(Dataset items)
— Start —
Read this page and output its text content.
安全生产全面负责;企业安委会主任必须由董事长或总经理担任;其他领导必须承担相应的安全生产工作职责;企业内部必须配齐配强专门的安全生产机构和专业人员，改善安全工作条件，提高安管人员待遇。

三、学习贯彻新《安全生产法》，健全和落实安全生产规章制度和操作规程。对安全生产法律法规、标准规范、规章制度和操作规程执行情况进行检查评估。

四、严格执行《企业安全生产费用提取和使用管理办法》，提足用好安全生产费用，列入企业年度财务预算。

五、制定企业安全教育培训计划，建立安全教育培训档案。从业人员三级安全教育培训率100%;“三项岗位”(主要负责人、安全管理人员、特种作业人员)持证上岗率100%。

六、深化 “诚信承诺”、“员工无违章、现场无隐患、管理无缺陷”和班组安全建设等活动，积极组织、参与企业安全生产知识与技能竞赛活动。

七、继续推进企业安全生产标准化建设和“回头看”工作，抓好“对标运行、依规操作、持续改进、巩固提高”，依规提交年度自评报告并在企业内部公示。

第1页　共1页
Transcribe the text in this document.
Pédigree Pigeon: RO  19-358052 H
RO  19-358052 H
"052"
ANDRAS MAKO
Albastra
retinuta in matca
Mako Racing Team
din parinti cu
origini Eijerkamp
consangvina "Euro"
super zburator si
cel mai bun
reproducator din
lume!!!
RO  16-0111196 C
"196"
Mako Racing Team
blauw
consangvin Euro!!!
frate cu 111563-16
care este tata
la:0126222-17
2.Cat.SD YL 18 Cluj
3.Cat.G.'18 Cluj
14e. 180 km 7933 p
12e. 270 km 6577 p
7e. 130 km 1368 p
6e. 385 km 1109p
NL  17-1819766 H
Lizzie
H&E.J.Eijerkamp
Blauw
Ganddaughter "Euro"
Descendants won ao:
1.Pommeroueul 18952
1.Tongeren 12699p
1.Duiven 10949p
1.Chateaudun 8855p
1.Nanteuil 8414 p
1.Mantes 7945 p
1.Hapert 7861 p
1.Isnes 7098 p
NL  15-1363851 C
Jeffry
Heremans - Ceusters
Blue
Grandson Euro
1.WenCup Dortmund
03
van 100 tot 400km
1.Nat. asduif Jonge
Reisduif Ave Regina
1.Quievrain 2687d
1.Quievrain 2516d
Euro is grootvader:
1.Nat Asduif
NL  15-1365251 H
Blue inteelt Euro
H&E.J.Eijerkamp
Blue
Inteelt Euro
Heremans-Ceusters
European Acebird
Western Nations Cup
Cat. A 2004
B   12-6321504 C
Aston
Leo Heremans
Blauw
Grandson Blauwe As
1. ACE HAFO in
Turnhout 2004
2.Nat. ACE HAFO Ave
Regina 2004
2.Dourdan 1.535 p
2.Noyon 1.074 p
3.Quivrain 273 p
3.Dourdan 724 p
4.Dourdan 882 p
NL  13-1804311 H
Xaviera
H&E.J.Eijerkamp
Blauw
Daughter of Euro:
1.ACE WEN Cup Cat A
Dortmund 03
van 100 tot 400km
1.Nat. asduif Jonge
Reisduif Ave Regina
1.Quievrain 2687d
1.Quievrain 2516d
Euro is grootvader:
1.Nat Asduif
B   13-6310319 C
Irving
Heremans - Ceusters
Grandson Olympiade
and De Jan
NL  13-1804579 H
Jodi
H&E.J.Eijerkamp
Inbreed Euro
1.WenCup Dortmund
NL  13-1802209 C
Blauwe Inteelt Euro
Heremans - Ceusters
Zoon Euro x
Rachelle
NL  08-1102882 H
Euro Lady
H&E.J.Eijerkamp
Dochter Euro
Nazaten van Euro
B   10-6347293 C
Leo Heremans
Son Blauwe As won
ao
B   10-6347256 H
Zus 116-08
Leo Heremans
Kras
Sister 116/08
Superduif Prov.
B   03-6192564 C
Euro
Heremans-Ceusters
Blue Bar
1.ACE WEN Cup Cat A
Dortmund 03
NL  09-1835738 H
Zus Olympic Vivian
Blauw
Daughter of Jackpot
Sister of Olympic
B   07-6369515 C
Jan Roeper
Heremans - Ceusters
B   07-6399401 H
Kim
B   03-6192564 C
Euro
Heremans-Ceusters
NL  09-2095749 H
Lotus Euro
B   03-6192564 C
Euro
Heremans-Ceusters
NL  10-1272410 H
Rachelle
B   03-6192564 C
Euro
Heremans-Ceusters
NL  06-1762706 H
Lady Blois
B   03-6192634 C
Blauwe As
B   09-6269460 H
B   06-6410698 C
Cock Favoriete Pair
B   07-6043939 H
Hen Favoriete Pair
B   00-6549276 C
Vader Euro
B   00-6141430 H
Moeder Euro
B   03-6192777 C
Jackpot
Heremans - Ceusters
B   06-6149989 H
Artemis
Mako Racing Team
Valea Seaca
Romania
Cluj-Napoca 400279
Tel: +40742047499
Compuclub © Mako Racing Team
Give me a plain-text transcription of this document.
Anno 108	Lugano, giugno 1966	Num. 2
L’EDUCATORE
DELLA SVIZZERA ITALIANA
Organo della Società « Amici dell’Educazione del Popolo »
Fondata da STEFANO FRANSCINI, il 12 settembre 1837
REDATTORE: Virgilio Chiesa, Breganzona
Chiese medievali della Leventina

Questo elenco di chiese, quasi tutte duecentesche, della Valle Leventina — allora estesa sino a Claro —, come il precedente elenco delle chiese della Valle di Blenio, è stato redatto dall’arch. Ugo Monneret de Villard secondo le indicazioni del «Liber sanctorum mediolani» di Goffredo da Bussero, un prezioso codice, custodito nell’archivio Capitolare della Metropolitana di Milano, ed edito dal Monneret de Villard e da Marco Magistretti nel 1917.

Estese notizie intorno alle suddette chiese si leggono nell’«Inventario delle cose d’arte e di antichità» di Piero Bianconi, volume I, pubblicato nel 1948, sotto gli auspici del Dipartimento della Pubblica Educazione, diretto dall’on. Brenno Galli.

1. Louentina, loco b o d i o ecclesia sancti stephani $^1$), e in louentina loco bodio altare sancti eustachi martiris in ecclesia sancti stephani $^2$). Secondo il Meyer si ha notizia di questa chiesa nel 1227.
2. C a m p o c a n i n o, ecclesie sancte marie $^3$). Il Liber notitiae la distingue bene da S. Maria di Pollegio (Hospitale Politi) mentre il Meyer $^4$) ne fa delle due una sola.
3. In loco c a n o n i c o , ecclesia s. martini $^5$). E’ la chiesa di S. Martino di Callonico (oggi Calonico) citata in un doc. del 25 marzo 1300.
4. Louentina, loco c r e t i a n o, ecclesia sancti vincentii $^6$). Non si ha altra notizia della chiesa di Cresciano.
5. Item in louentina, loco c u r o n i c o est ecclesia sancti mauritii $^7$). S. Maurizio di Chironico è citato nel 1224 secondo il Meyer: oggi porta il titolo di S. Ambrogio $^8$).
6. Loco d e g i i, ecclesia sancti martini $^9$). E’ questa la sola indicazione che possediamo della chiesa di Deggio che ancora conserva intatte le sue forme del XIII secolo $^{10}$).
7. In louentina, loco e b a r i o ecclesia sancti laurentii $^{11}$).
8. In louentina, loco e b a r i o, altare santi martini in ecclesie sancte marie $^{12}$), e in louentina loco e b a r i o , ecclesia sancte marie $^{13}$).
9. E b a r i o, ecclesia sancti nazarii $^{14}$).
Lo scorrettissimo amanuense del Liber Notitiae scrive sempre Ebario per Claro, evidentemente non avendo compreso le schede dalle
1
— End —
Brief. Copy out the full material exactly as it appears.

Response to this exercise.
Read this page and output its text content.
安全生产全面负责;企业安委会主任必须由董事长或总经理担任;其他领导必须承担相应的安全生产工作职责;企业内部必须配齐配强专门的安全生产机构和专业人员，改善安全工作条件，提高安管人员待遇。

三、学习贯彻新《安全生产法》，健全和落实安全生产规章制度和操作规程。对安全生产法律法规、标准规范、规章制度和操作规程执行情况进行检查评估。

四、严格执行《企业安全生产费用提取和使用管理办法》，提足用好安全生产费用，列入企业年度财务预算。

五、制定企业安全教育培训计划，建立安全教育培训档案。从业人员三级安全教育培训率100%;“三项岗位”(主要负责人、安全管理人员、特种作业人员)持证上岗率100%。

六、深化 “诚信承诺”、“员工无违章、现场无隐患、管理无缺陷”和班组安全建设等活动，积极组织、参与企业安全生产知识与技能竞赛活动。

七、继续推进企业安全生产标准化建设和“回头看”工作，抓好“对标运行、依规操作、持续改进、巩固提高”，依规提交年度自评报告并在企业内部公示。

第1页　共1页
Transcribe the text in this document.
Pédigree Pigeon: RO  19-358052 H
RO  19-358052 H
"052"
ANDRAS MAKO
Albastra
retinuta in matca
Mako Racing Team
din parinti cu
origini Eijerkamp
consangvina "Euro"
super zburator si
cel mai bun
reproducator din
lume!!!
RO  16-0111196 C
"196"
Mako Racing Team
blauw
consangvin Euro!!!
frate cu 111563-16
care este tata
la:0126222-17
2.Cat.SD YL 18 Cluj
3.Cat.G.'18 Cluj
14e. 180 km 7933 p
12e. 270 km 6577 p
7e. 130 km 1368 p
6e. 385 km 1109p
NL  17-1819766 H
Lizzie
H&E.J.Eijerkamp
Blauw
Ganddaughter "Euro"
Descendants won ao:
1.Pommeroueul 18952
1.Tongeren 12699p
1.Duiven 10949p
1.Chateaudun 8855p
1.Nanteuil 8414 p
1.Mantes 7945 p
1.Hapert 7861 p
1.Isnes 7098 p
NL  15-1363851 C
Jeffry
Heremans - Ceusters
Blue
Grandson Euro
1.WenCup Dortmund
03
van 100 tot 400km
1.Nat. asduif Jonge
Reisduif Ave Regina
1.Quievrain 2687d
1.Quievrain 2516d
Euro is grootvader:
1.Nat Asduif
NL  15-1365251 H
Blue inteelt Euro
H&E.J.Eijerkamp
Blue
Inteelt Euro
Heremans-Ceusters
European Acebird
Western Nations Cup
Cat. A 2004
B   12-6321504 C
Aston
Leo Heremans
Blauw
Grandson Blauwe As
1. ACE HAFO in
Turnhout 2004
2.Nat. ACE HAFO Ave
Regina 2004
2.Dourdan 1.535 p
2.Noyon 1.074 p
3.Quivrain 273 p
3.Dourdan 724 p
4.Dourdan 882 p
NL  13-1804311 H
Xaviera
H&E.J.Eijerkamp
Blauw
Daughter of Euro:
1.ACE WEN Cup Cat A
Dortmund 03
van 100 tot 400km
1.Nat. asduif Jonge
Reisduif Ave Regina
1.Quievrain 2687d
1.Quievrain 2516d
Euro is grootvader:
1.Nat Asduif
B   13-6310319 C
Irving
Heremans - Ceusters
Grandson Olympiade
and De Jan
NL  13-1804579 H
Jodi
H&E.J.Eijerkamp
Inbreed Euro
1.WenCup Dortmund
NL  13-1802209 C
Blauwe Inteelt Euro
Heremans - Ceusters
Zoon Euro x
Rachelle
NL  08-1102882 H
Euro Lady
H&E.J.Eijerkamp
Dochter Euro
Nazaten van Euro
B   10-6347293 C
Leo Heremans
Son Blauwe As won
ao
B   10-6347256 H
Zus 116-08
Leo Heremans
Kras
Sister 116/08
Superduif Prov.
B   03-6192564 C
Euro
Heremans-Ceusters
Blue Bar
1.ACE WEN Cup Cat A
Dortmund 03
NL  09-1835738 H
Zus Olympic Vivian
Blauw
Daughter of Jackpot
Sister of Olympic
B   07-6369515 C
Jan Roeper
Heremans - Ceusters
B   07-6399401 H
Kim
B   03-6192564 C
Euro
Heremans-Ceusters
NL  09-2095749 H
Lotus Euro
B   03-6192564 C
Euro
Heremans-Ceusters
NL  10-1272410 H
Rachelle
B   03-6192564 C
Euro
Heremans-Ceusters
NL  06-1762706 H
Lady Blois
B   03-6192634 C
Blauwe As
B   09-6269460 H
B   06-6410698 C
Cock Favoriete Pair
B   07-6043939 H
Hen Favoriete Pair
B   00-6549276 C
Vader Euro
B   00-6141430 H
Moeder Euro
B   03-6192777 C
Jackpot
Heremans - Ceusters
B   06-6149989 H
Artemis
Mako Racing Team
Valea Seaca
Romania
Cluj-Napoca 400279
Tel: +40742047499
Compuclub © Mako Racing Team
Give me a plain-text transcription of this document.
Anno 108	Lugano, giugno 1966	Num. 2
L’EDUCATORE
DELLA SVIZZERA ITALIANA
Organo della Società « Amici dell’Educazione del Popolo »
Fondata da STEFANO FRANSCINI, il 12 settembre 1837
REDATTORE: Virgilio Chiesa, Breganzona
Chiese medievali della Leventina

Questo elenco di chiese, quasi tutte duecentesche, della Valle Leventina — allora estesa sino a Claro —, come il precedente elenco delle chiese della Valle di Blenio, è stato redatto dall’arch. Ugo Monneret de Villard secondo le indicazioni del «Liber sanctorum mediolani» di Goffredo da Bussero, un prezioso codice, custodito nell’archivio Capitolare della Metropolitana di Milano, ed edito dal Monneret de Villard e da Marco Magistretti nel 1917.

Estese notizie intorno alle suddette chiese si leggono nell’«Inventario delle cose d’arte e di antichità» di Piero Bianconi, volume I, pubblicato nel 1948, sotto gli auspici del Dipartimento della Pubblica Educazione, diretto dall’on. Brenno Galli.

1. Louentina, loco b o d i o ecclesia sancti stephani $^1$), e in louentina loco bodio altare sancti eustachi martiris in ecclesia sancti stephani $^2$). Secondo il Meyer si ha notizia di questa chiesa nel 1227.
2. C a m p o c a n i n o, ecclesie sancte marie $^3$). Il Liber notitiae la distingue bene da S. Maria di Pollegio (Hospitale Politi) mentre il Meyer $^4$) ne fa delle due una sola.
3. In loco c a n o n i c o , ecclesia s. martini $^5$). E’ la chiesa di S. Martino di Callonico (oggi Calonico) citata in un doc. del 25 marzo 1300.
4. Louentina, loco c r e t i a n o, ecclesia sancti vincentii $^6$). Non si ha altra notizia della chiesa di Cresciano.
5. Item in louentina, loco c u r o n i c o est ecclesia sancti mauritii $^7$). S. Maurizio di Chironico è citato nel 1224 secondo il Meyer: oggi porta il titolo di S. Ambrogio $^8$).
6. Loco d e g i i, ecclesia sancti martini $^9$). E’ questa la sola indicazione che possediamo della chiesa di Deggio che ancora conserva intatte le sue forme del XIII secolo $^{10}$).
7. In louentina, loco e b a r i o ecclesia sancti laurentii $^{11}$).
8. In louentina, loco e b a r i o, altare santi martini in ecclesie sancte marie $^{12}$), e in louentina loco e b a r i o , ecclesia sancte marie $^{13}$).
9. E b a r i o, ecclesia sancti nazarii $^{14}$).
Lo scorrettissimo amanuense del Liber Notitiae scrive sempre Ebario per Claro, evidentemente non avendo compreso le schede dalle
1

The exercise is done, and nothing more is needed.